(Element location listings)
------

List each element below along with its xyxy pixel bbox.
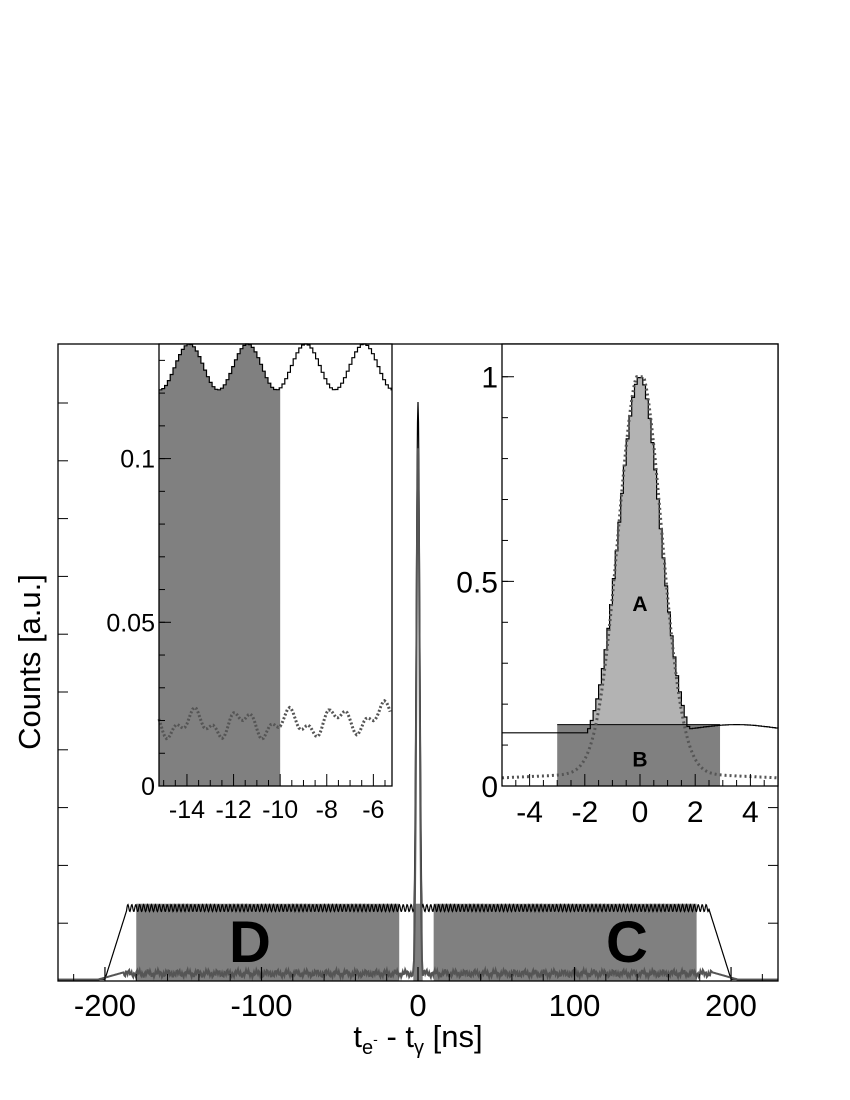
inset-left-xtick-label: -10: [262, 796, 298, 824]
inset-right: A B -4 -2 0 2 4 0 0.5 1: [456, 343, 779, 829]
main-xtick-label: -100: [230, 988, 292, 1023]
inset-left: -14 -12 -10 -8 -6 0 0.05 0.1: [106, 343, 393, 824]
inset-right-xtick-label: -2: [571, 796, 598, 829]
inset-left-series-dotted: [157, 698, 392, 741]
main-xtick-label: -200: [74, 988, 136, 1023]
y-axis-label: Counts [a.u.]: [12, 574, 47, 750]
inset-left-xtick-label: -6: [362, 796, 384, 824]
inset-right-ytick-label: 0: [481, 771, 498, 804]
x-axis-label: te- - tγ [ns]: [353, 1019, 482, 1059]
main-region-c: [433, 903, 697, 981]
inset-left-shaded-fill: [159, 344, 281, 786]
main-region-label-c: C: [606, 910, 648, 975]
main-series-black: [58, 401, 778, 980]
inset-left-frame: [158, 343, 393, 787]
main-region-center: [413, 903, 423, 981]
inset-right-ytick-label: 1: [481, 362, 498, 395]
inset-right-region-a: [557, 377, 720, 725]
inset-right-series-dotted: [502, 375, 778, 780]
inset-left-xtick-label: -8: [316, 796, 338, 824]
inset-left-series-black: [159, 343, 392, 391]
inset-right-xtick-label: 0: [632, 796, 649, 829]
main-region-label-d: D: [229, 910, 271, 975]
inset-right-xtick-label: -4: [516, 796, 543, 829]
inset-right-region-label-b: B: [632, 748, 647, 771]
inset-right-xtick-label: 4: [742, 796, 759, 829]
inset-left-xtick-label: -14: [169, 796, 205, 824]
main-xtick-label: 200: [705, 988, 757, 1023]
main-series-gray: [58, 448, 778, 982]
inset-right-region-label-a: A: [632, 593, 647, 616]
main-xtick-label: 0: [409, 988, 426, 1023]
inset-right-xtick-label: 2: [687, 796, 704, 829]
inset-left-ytick-label: 0.05: [106, 609, 155, 637]
inset-left-xtick-label: -12: [215, 796, 251, 824]
inset-right-ytick-label: 0.5: [456, 566, 498, 599]
inset-left-ytick-label: 0.1: [120, 446, 155, 474]
inset-left-ytick-label: 0: [141, 773, 155, 801]
main-xtick-label: 100: [549, 988, 601, 1023]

------

» **WHAT YOU NEED TO DO**
Show every line of the material above that contains the string "black", matching case exactly.

» **RIGHT ANSWER**
main-series-black: [58, 401, 778, 980]
inset-left-series-black: [159, 343, 392, 391]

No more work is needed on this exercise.